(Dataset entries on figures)
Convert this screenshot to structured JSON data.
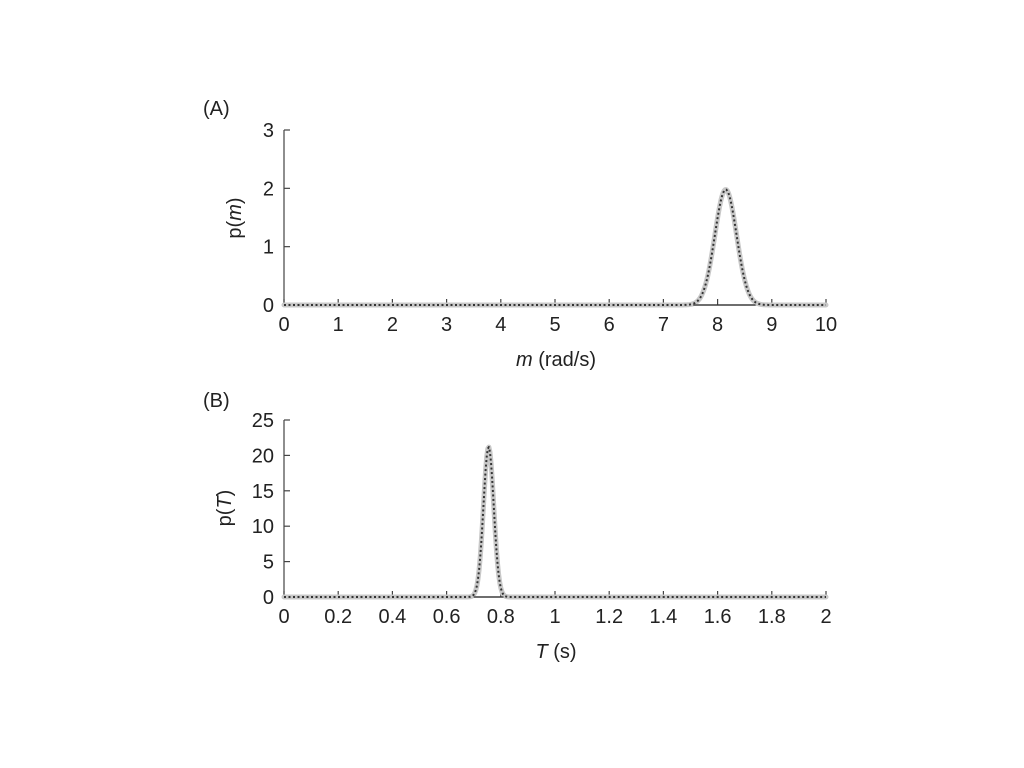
{
  "chart_data": [
    {
      "panel": "(A)",
      "type": "line",
      "xlabel_var": "m",
      "xlabel_unit": " (rad/s)",
      "ylabel_fn": "p(",
      "ylabel_var": "m",
      "ylabel_close": ")",
      "xlim": [
        0,
        10
      ],
      "ylim": [
        0,
        3
      ],
      "xticks": [
        0,
        1,
        2,
        3,
        4,
        5,
        6,
        7,
        8,
        9,
        10
      ],
      "xtick_labels": [
        "0",
        "1",
        "2",
        "3",
        "4",
        "5",
        "6",
        "7",
        "8",
        "9",
        "10"
      ],
      "yticks": [
        0,
        1,
        2,
        3
      ],
      "ytick_labels": [
        "0",
        "1",
        "2",
        "3"
      ],
      "distribution": {
        "shape": "gaussian",
        "mean": 8.15,
        "sd": 0.2,
        "peak": 1.98
      },
      "baseline_range": [
        7.55,
        8.7
      ],
      "grid": false,
      "colors": {
        "band": "#c8c8c8",
        "dotted": "#333333",
        "axis": "#444444"
      }
    },
    {
      "panel": "(B)",
      "type": "line",
      "xlabel_var": "T",
      "xlabel_unit": " (s)",
      "ylabel_fn": "p(",
      "ylabel_var": "T",
      "ylabel_close": ")",
      "xlim": [
        0,
        2
      ],
      "ylim": [
        0,
        25
      ],
      "xticks": [
        0,
        0.2,
        0.4,
        0.6,
        0.8,
        1,
        1.2,
        1.4,
        1.6,
        1.8,
        2
      ],
      "xtick_labels": [
        "0",
        "0.2",
        "0.4",
        "0.6",
        "0.8",
        "1",
        "1.2",
        "1.4",
        "1.6",
        "1.8",
        "2"
      ],
      "yticks": [
        0,
        5,
        10,
        15,
        20,
        25
      ],
      "ytick_labels": [
        "0",
        "5",
        "10",
        "15",
        "20",
        "25"
      ],
      "distribution": {
        "shape": "gaussian",
        "mean": 0.755,
        "sd": 0.019,
        "peak": 21.2
      },
      "baseline_range": [
        0.7,
        0.81
      ],
      "grid": false,
      "colors": {
        "band": "#c8c8c8",
        "dotted": "#333333",
        "axis": "#444444"
      }
    }
  ]
}
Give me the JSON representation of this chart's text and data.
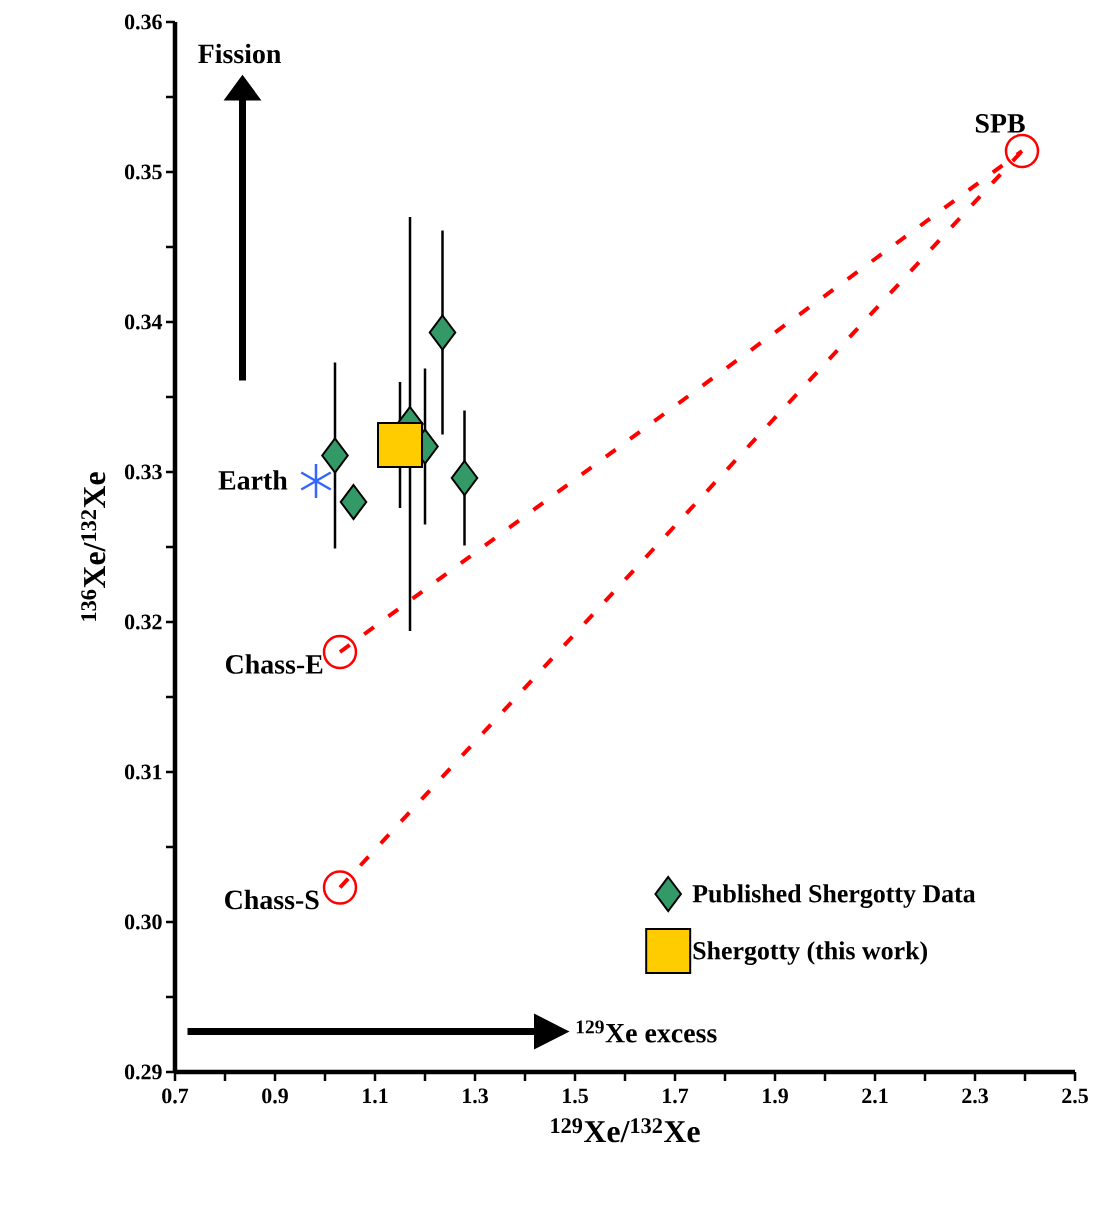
{
  "chart_data": {
    "type": "scatter",
    "xlabel": "$^{129}$Xe/$^{132}$Xe",
    "ylabel": "$^{136}$Xe/$^{132}$Xe",
    "xlim": [
      0.7,
      2.5
    ],
    "ylim": [
      0.29,
      0.36
    ],
    "xticks": [
      0.7,
      0.9,
      1.1,
      1.3,
      1.5,
      1.7,
      1.9,
      2.1,
      2.3,
      2.5
    ],
    "yticks": [
      0.29,
      {
        "value": 0.3,
        "label": "0.30"
      },
      0.31,
      0.32,
      0.33,
      0.34,
      0.35,
      0.36
    ],
    "grid": false,
    "legend": "bottom right",
    "series": [
      {
        "type": "line",
        "color": "#ff0000",
        "line_style": "dashed",
        "marker": "none",
        "x": [
          1.03,
          2.394
        ],
        "values": [
          0.318,
          0.3514
        ]
      },
      {
        "type": "line",
        "color": "#ff0000",
        "line_style": "dashed",
        "marker": "none",
        "x": [
          1.03,
          2.394
        ],
        "values": [
          0.3023,
          0.3514
        ]
      },
      {
        "color": "#ff0000",
        "marker": "circle",
        "x": [
          1.03,
          1.03,
          2.394
        ],
        "values": [
          0.318,
          0.3023,
          0.3514
        ]
      },
      {
        "color": "#3366ff",
        "marker": "cross",
        "x": [
          0.982
        ],
        "values": [
          0.3294
        ]
      },
      {
        "name": "Published Shergotty Data",
        "color": "#339966",
        "marker": "diamond",
        "x": [
          1.02,
          1.057,
          1.235,
          1.17,
          1.2,
          1.279
        ],
        "values": [
          0.3311,
          0.328,
          0.3393,
          0.3332,
          0.3317,
          0.3296
        ],
        "errors": [
          0.0062,
          null,
          0.0068,
          0.0138,
          0.0052,
          0.0045
        ]
      },
      {
        "name": "Shergotty (this work)",
        "color": "#ffcc00",
        "marker": "square",
        "x": [
          1.15
        ],
        "values": [
          0.3318
        ],
        "errors": [
          0.0042
        ]
      }
    ],
    "annotations": [
      {
        "text": "Earth",
        "x": 0.982,
        "y": 0.3294
      },
      {
        "text": "Chass-E",
        "x": 1.03,
        "y": 0.318
      },
      {
        "text": "Chass-S",
        "x": 1.03,
        "y": 0.3023
      },
      {
        "text": "SPB",
        "x": 2.394,
        "y": 0.3514
      },
      "Fission",
      "$^{129}$Xe excess"
    ]
  }
}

> [Short task] Above are the records; copy every line in them that holds the word "marker".

> [Answer below]
        "marker": "none",
        "marker": "none",
        "marker": "circle",
        "marker": "cross",
        "marker": "diamond",
        "marker": "square",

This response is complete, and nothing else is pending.